Task requirements>
Copy the data word for word, from its first line down through the line containing "y-tick-label-10: 10 <box>61 288 76 302</box>", both included.

(Layout annotation data)
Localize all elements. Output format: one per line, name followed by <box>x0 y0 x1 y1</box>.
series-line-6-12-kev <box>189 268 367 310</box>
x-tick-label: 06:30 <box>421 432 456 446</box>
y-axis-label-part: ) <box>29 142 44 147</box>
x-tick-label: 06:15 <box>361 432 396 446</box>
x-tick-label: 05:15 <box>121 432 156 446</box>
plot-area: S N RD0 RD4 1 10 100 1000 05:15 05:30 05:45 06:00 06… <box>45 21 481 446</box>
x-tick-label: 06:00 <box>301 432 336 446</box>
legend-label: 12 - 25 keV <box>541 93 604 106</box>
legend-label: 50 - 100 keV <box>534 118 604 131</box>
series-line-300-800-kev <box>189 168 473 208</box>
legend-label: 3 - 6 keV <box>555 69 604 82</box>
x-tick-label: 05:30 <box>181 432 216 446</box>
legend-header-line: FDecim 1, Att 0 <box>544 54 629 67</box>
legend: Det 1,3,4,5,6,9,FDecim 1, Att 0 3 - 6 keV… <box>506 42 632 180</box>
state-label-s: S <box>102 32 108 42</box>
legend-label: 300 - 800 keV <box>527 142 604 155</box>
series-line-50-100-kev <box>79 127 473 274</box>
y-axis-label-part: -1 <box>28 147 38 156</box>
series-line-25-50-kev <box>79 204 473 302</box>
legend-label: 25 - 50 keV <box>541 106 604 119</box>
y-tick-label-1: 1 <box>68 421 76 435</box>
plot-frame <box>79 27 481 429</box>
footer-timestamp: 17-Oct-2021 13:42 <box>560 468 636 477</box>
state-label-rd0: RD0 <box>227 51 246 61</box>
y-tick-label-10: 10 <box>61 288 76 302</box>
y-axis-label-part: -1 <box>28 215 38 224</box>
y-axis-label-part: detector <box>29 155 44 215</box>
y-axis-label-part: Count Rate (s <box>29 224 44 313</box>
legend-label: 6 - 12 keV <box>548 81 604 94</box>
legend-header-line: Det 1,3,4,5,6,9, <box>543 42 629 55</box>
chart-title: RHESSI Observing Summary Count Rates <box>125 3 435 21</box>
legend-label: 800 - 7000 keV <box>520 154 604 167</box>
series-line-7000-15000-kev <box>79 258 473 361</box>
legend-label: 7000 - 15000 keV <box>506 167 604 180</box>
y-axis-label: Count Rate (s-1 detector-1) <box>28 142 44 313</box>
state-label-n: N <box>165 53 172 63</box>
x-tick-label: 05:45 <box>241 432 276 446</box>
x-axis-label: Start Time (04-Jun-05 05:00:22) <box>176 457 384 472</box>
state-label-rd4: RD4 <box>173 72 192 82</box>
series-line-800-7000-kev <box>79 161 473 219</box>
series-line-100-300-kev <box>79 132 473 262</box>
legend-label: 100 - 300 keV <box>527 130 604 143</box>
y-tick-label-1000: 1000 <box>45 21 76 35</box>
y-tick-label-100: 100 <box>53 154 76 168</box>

Correct output>
Localize all elements. Output format: one per line, name followed by <box>x0 y0 x1 y1</box>.
series-line-6-12-kev <box>189 268 367 310</box>
x-tick-label: 06:30 <box>421 432 456 446</box>
y-axis-label-part: ) <box>29 142 44 147</box>
x-tick-label: 06:15 <box>361 432 396 446</box>
x-tick-label: 05:15 <box>121 432 156 446</box>
plot-area: S N RD0 RD4 1 10 100 1000 05:15 05:30 05:45 06:00 06… <box>45 21 481 446</box>
x-tick-label: 06:00 <box>301 432 336 446</box>
legend-label: 12 - 25 keV <box>541 93 604 106</box>
legend-label: 50 - 100 keV <box>534 118 604 131</box>
series-line-300-800-kev <box>189 168 473 208</box>
legend-label: 3 - 6 keV <box>555 69 604 82</box>
x-tick-label: 05:30 <box>181 432 216 446</box>
legend-header-line: FDecim 1, Att 0 <box>544 54 629 67</box>
legend: Det 1,3,4,5,6,9,FDecim 1, Att 0 3 - 6 keV… <box>506 42 632 180</box>
state-label-s: S <box>102 32 108 42</box>
legend-label: 300 - 800 keV <box>527 142 604 155</box>
series-line-50-100-kev <box>79 127 473 274</box>
y-axis-label-part: -1 <box>28 147 38 156</box>
series-line-25-50-kev <box>79 204 473 302</box>
legend-label: 25 - 50 keV <box>541 106 604 119</box>
y-tick-label-1: 1 <box>68 421 76 435</box>
plot-frame <box>79 27 481 429</box>
footer-timestamp: 17-Oct-2021 13:42 <box>560 468 636 477</box>
state-label-rd0: RD0 <box>227 51 246 61</box>
y-tick-label-10: 10 <box>61 288 76 302</box>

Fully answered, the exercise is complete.